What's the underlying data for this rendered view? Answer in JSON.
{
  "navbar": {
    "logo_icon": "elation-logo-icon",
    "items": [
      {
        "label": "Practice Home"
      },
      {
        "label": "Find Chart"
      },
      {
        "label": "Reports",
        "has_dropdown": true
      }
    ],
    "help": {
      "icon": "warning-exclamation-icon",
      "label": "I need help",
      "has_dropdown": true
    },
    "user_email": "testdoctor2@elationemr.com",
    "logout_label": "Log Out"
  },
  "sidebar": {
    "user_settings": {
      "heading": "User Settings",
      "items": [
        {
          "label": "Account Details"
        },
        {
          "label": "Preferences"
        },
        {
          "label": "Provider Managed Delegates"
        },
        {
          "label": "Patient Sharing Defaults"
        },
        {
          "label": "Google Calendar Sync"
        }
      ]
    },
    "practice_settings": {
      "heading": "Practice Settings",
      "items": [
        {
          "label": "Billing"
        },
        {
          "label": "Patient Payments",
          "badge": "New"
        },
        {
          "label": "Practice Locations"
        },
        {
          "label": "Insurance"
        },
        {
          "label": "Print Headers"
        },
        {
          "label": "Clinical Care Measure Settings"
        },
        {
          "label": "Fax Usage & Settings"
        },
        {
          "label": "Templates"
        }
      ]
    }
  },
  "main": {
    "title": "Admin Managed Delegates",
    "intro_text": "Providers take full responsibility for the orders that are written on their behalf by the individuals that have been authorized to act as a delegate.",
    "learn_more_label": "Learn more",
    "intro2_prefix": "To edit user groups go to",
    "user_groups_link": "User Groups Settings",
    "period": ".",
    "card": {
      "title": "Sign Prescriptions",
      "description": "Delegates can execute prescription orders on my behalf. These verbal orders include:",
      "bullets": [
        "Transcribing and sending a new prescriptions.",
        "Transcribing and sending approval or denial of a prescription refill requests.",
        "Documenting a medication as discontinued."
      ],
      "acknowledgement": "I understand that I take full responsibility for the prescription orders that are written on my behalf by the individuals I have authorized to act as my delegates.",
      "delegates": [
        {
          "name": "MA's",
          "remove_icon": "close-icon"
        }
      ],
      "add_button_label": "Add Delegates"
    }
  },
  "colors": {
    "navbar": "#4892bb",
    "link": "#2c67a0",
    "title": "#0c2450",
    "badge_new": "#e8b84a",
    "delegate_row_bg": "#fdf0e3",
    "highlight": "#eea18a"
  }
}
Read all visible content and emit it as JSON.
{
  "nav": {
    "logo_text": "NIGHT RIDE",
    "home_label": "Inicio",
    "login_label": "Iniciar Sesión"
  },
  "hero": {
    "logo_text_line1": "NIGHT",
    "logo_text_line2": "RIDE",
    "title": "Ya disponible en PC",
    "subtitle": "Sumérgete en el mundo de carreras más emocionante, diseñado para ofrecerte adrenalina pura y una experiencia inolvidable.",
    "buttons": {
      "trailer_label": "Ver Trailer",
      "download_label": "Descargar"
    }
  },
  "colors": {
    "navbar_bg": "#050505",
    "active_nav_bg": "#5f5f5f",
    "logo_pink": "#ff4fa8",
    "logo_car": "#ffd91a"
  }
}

:::::

*DIRECTIVE*. Write out the listing once more, matching it exactly.

*FINISHED TASK*.
What's the underlying data for this rendered view? Answer in JSON.
{
  "navbar": {
    "logo_icon": "elation-logo-icon",
    "items": [
      {
        "label": "Practice Home"
      },
      {
        "label": "Find Chart"
      },
      {
        "label": "Reports",
        "has_dropdown": true
      }
    ],
    "help": {
      "icon": "warning-exclamation-icon",
      "label": "I need help",
      "has_dropdown": true
    },
    "user_email": "testdoctor2@elationemr.com",
    "logout_label": "Log Out"
  },
  "sidebar": {
    "user_settings": {
      "heading": "User Settings",
      "items": [
        {
          "label": "Account Details"
        },
        {
          "label": "Preferences"
        },
        {
          "label": "Provider Managed Delegates"
        },
        {
          "label": "Patient Sharing Defaults"
        },
        {
          "label": "Google Calendar Sync"
        }
      ]
    },
    "practice_settings": {
      "heading": "Practice Settings",
      "items": [
        {
          "label": "Billing"
        },
        {
          "label": "Patient Payments",
          "badge": "New"
        },
        {
          "label": "Practice Locations"
        },
        {
          "label": "Insurance"
        },
        {
          "label": "Print Headers"
        },
        {
          "label": "Clinical Care Measure Settings"
        },
        {
          "label": "Fax Usage & Settings"
        },
        {
          "label": "Templates"
        }
      ]
    }
  },
  "main": {
    "title": "Admin Managed Delegates",
    "intro_text": "Providers take full responsibility for the orders that are written on their behalf by the individuals that have been authorized to act as a delegate.",
    "learn_more_label": "Learn more",
    "intro2_prefix": "To edit user groups go to",
    "user_groups_link": "User Groups Settings",
    "period": ".",
    "card": {
      "title": "Sign Prescriptions",
      "description": "Delegates can execute prescription orders on my behalf. These verbal orders include:",
      "bullets": [
        "Transcribing and sending a new prescriptions.",
        "Transcribing and sending approval or denial of a prescription refill requests.",
        "Documenting a medication as discontinued."
      ],
      "acknowledgement": "I understand that I take full responsibility for the prescription orders that are written on my behalf by the individuals I have authorized to act as my delegates.",
      "delegates": [
        {
          "name": "MA's",
          "remove_icon": "close-icon"
        }
      ],
      "add_button_label": "Add Delegates"
    }
  },
  "colors": {
    "navbar": "#4892bb",
    "link": "#2c67a0",
    "title": "#0c2450",
    "badge_new": "#e8b84a",
    "delegate_row_bg": "#fdf0e3",
    "highlight": "#eea18a"
  }
}
Read all visible content and emit it as JSON.
{
  "nav": {
    "logo_text": "NIGHT RIDE",
    "home_label": "Inicio",
    "login_label": "Iniciar Sesión"
  },
  "hero": {
    "logo_text_line1": "NIGHT",
    "logo_text_line2": "RIDE",
    "title": "Ya disponible en PC",
    "subtitle": "Sumérgete en el mundo de carreras más emocionante, diseñado para ofrecerte adrenalina pura y una experiencia inolvidable.",
    "buttons": {
      "trailer_label": "Ver Trailer",
      "download_label": "Descargar"
    }
  },
  "colors": {
    "navbar_bg": "#050505",
    "active_nav_bg": "#5f5f5f",
    "logo_pink": "#ff4fa8",
    "logo_car": "#ffd91a"
  }
}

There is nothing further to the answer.